---------- Entries provided
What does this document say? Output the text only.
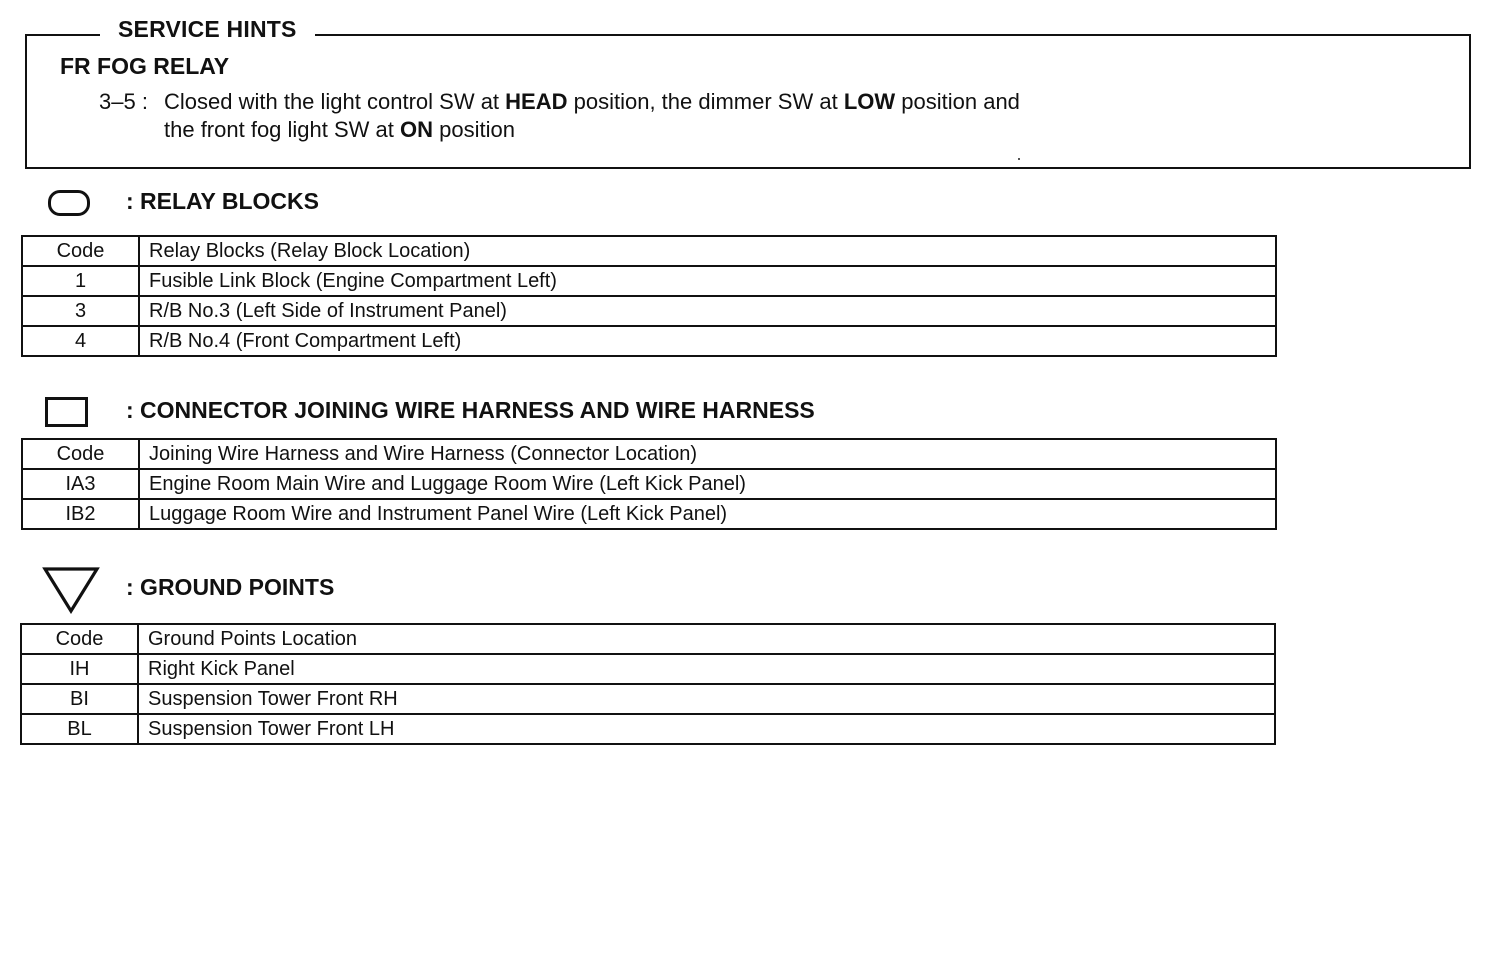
SERVICE HINTS
FR FOG RELAY
3–5 : Closed with the light control SW at HEAD position, the dimmer SW at LOW position and
the front fog light SW at ON position
: RELAY BLOCKS
Code	Relay Blocks (Relay Block Location)
1	Fusible Link Block (Engine Compartment Left)
3	R/B No.3 (Left Side of Instrument Panel)
4	R/B No.4 (Front Compartment Left)
: CONNECTOR JOINING WIRE HARNESS AND WIRE HARNESS
Code	Joining Wire Harness and Wire Harness (Connector Location)
IA3	Engine Room Main Wire and Luggage Room Wire (Left Kick Panel)
IB2	Luggage Room Wire and Instrument Panel Wire (Left Kick Panel)
: GROUND POINTS
Code	Ground Points Location
IH	Right Kick Panel
BI	Suspension Tower Front RH
BL	Suspension Tower Front LH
--------------------
◆ **Task to complete**
Your answer should be a single number: the count of lines in the listing that contain the word "Luggage".

◆ **Output for this exercise**
2